→ Problem statement
Collect each line holding the string "تصير".
______________________________
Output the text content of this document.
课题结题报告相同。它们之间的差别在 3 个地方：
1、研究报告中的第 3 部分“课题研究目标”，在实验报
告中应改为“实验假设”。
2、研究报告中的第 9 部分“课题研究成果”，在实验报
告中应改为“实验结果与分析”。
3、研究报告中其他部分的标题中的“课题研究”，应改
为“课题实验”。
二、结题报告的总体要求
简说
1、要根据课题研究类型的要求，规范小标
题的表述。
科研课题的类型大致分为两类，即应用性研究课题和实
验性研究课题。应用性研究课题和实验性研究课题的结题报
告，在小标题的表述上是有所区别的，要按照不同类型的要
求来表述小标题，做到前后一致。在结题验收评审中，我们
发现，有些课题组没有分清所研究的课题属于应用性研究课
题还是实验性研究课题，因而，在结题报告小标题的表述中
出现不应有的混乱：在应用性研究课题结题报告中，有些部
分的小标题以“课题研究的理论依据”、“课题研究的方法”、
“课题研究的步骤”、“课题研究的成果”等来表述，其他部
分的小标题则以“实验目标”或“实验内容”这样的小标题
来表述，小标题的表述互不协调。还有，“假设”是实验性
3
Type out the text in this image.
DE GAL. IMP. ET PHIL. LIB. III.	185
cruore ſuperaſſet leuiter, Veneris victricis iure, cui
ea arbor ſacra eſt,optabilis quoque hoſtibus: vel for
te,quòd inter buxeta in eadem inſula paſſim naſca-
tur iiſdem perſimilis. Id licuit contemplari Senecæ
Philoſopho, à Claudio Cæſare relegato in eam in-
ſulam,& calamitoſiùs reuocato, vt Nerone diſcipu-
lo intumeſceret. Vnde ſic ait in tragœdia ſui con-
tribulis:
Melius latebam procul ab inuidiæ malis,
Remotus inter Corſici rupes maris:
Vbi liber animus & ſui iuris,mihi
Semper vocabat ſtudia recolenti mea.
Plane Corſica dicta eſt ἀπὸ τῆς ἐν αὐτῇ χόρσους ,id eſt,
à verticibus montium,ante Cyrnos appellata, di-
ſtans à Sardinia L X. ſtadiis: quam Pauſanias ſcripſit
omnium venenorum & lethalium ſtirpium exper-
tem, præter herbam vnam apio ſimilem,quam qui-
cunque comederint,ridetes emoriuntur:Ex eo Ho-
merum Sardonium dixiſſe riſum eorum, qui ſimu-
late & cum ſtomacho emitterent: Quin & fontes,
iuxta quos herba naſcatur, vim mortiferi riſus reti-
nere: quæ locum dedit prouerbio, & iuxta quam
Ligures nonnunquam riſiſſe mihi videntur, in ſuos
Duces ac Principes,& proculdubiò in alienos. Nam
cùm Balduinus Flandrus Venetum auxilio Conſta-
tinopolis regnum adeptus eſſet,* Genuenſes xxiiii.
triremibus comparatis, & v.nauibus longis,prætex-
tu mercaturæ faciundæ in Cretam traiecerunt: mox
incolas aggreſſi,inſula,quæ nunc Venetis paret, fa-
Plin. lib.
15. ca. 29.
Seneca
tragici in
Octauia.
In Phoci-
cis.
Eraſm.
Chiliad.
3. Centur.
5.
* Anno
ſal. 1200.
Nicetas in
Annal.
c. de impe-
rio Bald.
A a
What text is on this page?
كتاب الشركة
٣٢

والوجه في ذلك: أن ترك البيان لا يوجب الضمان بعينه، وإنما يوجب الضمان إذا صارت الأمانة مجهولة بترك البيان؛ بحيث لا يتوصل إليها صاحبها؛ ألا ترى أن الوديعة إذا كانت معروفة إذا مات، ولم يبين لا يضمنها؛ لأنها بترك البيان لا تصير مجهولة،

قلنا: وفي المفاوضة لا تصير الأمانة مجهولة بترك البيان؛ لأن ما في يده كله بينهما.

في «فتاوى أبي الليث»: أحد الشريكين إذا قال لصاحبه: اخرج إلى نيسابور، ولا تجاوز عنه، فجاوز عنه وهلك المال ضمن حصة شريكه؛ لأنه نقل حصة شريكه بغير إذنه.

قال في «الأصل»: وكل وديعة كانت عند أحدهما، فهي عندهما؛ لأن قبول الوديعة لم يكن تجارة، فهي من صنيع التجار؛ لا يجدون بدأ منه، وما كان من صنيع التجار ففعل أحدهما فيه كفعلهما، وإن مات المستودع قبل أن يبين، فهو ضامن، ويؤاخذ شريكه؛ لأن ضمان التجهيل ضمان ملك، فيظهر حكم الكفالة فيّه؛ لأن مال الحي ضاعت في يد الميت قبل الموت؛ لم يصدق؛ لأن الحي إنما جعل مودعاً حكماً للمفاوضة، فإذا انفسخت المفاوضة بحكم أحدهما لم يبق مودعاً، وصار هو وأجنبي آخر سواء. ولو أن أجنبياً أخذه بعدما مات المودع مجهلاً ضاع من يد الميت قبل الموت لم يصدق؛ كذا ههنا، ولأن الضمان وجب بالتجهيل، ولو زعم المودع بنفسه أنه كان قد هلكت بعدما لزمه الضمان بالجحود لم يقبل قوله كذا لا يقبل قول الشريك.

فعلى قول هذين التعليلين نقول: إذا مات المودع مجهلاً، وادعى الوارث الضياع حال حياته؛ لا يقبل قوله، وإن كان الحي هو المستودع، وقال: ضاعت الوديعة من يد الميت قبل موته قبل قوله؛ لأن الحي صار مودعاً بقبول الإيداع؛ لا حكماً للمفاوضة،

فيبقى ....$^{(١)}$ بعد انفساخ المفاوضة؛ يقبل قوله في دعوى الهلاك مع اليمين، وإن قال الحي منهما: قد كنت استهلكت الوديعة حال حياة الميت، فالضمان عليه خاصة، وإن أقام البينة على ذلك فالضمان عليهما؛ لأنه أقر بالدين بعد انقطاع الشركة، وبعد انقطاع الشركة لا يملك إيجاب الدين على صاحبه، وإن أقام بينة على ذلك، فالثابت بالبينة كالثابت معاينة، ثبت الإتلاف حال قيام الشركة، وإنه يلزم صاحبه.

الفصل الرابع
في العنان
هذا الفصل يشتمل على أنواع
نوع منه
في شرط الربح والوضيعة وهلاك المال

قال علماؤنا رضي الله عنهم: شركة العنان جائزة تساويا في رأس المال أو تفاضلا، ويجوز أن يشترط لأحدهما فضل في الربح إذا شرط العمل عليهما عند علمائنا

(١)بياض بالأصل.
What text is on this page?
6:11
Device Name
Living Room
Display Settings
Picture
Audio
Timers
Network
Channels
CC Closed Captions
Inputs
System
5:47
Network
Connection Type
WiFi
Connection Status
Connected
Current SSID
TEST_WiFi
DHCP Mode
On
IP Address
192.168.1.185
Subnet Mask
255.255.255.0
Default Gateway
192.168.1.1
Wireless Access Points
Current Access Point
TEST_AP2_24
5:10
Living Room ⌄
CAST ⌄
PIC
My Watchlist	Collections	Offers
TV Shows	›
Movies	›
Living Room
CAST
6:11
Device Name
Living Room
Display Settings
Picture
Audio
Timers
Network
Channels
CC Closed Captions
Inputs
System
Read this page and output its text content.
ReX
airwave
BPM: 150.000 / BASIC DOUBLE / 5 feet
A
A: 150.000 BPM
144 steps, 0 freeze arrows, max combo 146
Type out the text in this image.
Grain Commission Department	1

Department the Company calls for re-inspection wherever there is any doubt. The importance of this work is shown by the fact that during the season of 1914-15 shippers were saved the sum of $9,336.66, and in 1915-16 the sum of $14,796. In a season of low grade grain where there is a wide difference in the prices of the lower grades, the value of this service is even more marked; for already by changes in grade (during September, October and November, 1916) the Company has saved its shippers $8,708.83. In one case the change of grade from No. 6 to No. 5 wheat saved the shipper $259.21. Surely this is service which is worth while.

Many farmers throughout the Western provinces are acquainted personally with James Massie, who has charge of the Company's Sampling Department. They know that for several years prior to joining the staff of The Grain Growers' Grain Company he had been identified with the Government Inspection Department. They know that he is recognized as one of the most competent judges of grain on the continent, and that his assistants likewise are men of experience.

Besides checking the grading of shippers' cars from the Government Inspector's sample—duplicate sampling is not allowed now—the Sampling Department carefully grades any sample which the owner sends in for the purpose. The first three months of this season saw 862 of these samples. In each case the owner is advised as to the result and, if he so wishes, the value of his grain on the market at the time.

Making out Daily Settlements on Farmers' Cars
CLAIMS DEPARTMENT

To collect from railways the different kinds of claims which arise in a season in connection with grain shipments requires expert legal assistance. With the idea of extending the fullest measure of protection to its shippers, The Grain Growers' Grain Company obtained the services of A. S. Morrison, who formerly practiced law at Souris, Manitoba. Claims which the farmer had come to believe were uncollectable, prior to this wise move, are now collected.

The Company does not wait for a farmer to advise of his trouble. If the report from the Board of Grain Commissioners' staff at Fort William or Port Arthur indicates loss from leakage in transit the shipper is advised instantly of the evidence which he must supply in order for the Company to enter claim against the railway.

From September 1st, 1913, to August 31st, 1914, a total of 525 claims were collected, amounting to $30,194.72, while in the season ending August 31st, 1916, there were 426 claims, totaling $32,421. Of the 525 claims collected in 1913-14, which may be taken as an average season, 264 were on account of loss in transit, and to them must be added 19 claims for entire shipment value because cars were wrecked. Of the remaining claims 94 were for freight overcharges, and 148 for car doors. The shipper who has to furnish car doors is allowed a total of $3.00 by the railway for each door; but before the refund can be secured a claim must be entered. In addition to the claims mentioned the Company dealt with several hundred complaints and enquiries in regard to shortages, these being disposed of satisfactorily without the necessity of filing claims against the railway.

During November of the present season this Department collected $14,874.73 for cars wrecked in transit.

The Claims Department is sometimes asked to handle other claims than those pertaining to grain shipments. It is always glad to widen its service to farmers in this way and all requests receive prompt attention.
______________________________
→ Final result
والوجه في ذلك: أن ترك البيان لا يوجب الضمان بعينه، وإنما يوجب الضمان إذا صارت الأمانة مجهولة بترك البيان؛ بحيث لا يتوصل إليها صاحبها؛ ألا ترى أن الوديعة إذا كانت معروفة إذا مات، ولم يبين لا يضمنها؛ لأنها بترك البيان لا تصير مجهولة،
قلنا: وفي المفاوضة لا تصير الأمانة مجهولة بترك البيان؛ لأن ما في يده كله بينهما.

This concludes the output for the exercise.